Print the whole listing exactly.
------ Information supplied
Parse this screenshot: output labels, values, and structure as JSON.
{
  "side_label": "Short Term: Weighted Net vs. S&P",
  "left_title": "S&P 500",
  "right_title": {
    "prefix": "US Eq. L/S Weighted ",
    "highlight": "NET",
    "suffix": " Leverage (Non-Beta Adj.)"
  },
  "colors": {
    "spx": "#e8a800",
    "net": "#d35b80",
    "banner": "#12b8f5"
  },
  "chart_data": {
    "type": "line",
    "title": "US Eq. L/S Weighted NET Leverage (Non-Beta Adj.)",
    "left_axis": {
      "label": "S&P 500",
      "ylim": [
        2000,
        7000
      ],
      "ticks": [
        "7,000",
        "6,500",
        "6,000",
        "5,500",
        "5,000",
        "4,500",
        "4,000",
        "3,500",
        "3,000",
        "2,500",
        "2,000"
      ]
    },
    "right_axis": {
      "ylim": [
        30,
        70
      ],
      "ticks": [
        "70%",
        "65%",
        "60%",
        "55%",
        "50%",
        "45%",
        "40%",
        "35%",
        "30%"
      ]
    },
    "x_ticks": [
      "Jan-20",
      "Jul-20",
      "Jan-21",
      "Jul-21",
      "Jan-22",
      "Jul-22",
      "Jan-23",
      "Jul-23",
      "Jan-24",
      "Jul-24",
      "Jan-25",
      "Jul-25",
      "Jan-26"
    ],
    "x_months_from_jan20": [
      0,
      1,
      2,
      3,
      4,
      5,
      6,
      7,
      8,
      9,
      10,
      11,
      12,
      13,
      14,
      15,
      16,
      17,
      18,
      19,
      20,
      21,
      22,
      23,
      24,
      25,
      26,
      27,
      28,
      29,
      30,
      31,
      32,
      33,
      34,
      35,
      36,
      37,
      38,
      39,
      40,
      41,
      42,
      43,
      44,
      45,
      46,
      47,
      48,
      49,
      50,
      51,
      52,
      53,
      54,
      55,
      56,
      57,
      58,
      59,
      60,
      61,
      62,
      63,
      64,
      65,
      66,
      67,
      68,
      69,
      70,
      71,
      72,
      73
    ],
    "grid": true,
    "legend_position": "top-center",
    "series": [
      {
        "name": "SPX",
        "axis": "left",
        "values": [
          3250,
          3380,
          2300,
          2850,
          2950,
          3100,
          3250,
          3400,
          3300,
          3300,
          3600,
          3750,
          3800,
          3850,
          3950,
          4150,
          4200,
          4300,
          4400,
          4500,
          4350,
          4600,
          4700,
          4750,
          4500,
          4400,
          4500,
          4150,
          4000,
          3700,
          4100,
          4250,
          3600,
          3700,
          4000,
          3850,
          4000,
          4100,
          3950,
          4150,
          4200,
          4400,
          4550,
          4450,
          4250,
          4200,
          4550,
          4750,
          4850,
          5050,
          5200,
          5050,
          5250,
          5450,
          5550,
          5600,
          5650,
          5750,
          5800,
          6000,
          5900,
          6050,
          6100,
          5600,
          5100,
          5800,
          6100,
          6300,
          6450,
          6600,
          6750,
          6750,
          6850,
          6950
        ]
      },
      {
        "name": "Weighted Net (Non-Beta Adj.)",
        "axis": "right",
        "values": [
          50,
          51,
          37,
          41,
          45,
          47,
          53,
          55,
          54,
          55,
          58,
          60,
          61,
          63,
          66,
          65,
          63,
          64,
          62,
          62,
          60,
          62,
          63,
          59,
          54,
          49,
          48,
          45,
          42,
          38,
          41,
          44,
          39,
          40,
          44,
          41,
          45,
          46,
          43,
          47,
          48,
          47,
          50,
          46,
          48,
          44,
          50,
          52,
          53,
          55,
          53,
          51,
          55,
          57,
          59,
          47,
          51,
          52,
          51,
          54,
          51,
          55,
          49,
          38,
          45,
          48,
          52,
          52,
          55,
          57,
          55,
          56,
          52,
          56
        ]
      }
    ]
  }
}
------------
▶ _Reply_
Parse this screenshot: output labels, values, and structure as JSON.
{
  "side_label": "Short Term: Weighted Net vs. S&P",
  "left_title": "S&P 500",
  "right_title": {
    "prefix": "US Eq. L/S Weighted ",
    "highlight": "NET",
    "suffix": " Leverage (Non-Beta Adj.)"
  },
  "colors": {
    "spx": "#e8a800",
    "net": "#d35b80",
    "banner": "#12b8f5"
  },
  "chart_data": {
    "type": "line",
    "title": "US Eq. L/S Weighted NET Leverage (Non-Beta Adj.)",
    "left_axis": {
      "label": "S&P 500",
      "ylim": [
        2000,
        7000
      ],
      "ticks": [
        "7,000",
        "6,500",
        "6,000",
        "5,500",
        "5,000",
        "4,500",
        "4,000",
        "3,500",
        "3,000",
        "2,500",
        "2,000"
      ]
    },
    "right_axis": {
      "ylim": [
        30,
        70
      ],
      "ticks": [
        "70%",
        "65%",
        "60%",
        "55%",
        "50%",
        "45%",
        "40%",
        "35%",
        "30%"
      ]
    },
    "x_ticks": [
      "Jan-20",
      "Jul-20",
      "Jan-21",
      "Jul-21",
      "Jan-22",
      "Jul-22",
      "Jan-23",
      "Jul-23",
      "Jan-24",
      "Jul-24",
      "Jan-25",
      "Jul-25",
      "Jan-26"
    ],
    "x_months_from_jan20": [
      0,
      1,
      2,
      3,
      4,
      5,
      6,
      7,
      8,
      9,
      10,
      11,
      12,
      13,
      14,
      15,
      16,
      17,
      18,
      19,
      20,
      21,
      22,
      23,
      24,
      25,
      26,
      27,
      28,
      29,
      30,
      31,
      32,
      33,
      34,
      35,
      36,
      37,
      38,
      39,
      40,
      41,
      42,
      43,
      44,
      45,
      46,
      47,
      48,
      49,
      50,
      51,
      52,
      53,
      54,
      55,
      56,
      57,
      58,
      59,
      60,
      61,
      62,
      63,
      64,
      65,
      66,
      67,
      68,
      69,
      70,
      71,
      72,
      73
    ],
    "grid": true,
    "legend_position": "top-center",
    "series": [
      {
        "name": "SPX",
        "axis": "left",
        "values": [
          3250,
          3380,
          2300,
          2850,
          2950,
          3100,
          3250,
          3400,
          3300,
          3300,
          3600,
          3750,
          3800,
          3850,
          3950,
          4150,
          4200,
          4300,
          4400,
          4500,
          4350,
          4600,
          4700,
          4750,
          4500,
          4400,
          4500,
          4150,
          4000,
          3700,
          4100,
          4250,
          3600,
          3700,
          4000,
          3850,
          4000,
          4100,
          3950,
          4150,
          4200,
          4400,
          4550,
          4450,
          4250,
          4200,
          4550,
          4750,
          4850,
          5050,
          5200,
          5050,
          5250,
          5450,
          5550,
          5600,
          5650,
          5750,
          5800,
          6000,
          5900,
          6050,
          6100,
          5600,
          5100,
          5800,
          6100,
          6300,
          6450,
          6600,
          6750,
          6750,
          6850,
          6950
        ]
      },
      {
        "name": "Weighted Net (Non-Beta Adj.)",
        "axis": "right",
        "values": [
          50,
          51,
          37,
          41,
          45,
          47,
          53,
          55,
          54,
          55,
          58,
          60,
          61,
          63,
          66,
          65,
          63,
          64,
          62,
          62,
          60,
          62,
          63,
          59,
          54,
          49,
          48,
          45,
          42,
          38,
          41,
          44,
          39,
          40,
          44,
          41,
          45,
          46,
          43,
          47,
          48,
          47,
          50,
          46,
          48,
          44,
          50,
          52,
          53,
          55,
          53,
          51,
          55,
          57,
          59,
          47,
          51,
          52,
          51,
          54,
          51,
          55,
          49,
          38,
          45,
          48,
          52,
          52,
          55,
          57,
          55,
          56,
          52,
          56
        ]
      }
    ]
  }
}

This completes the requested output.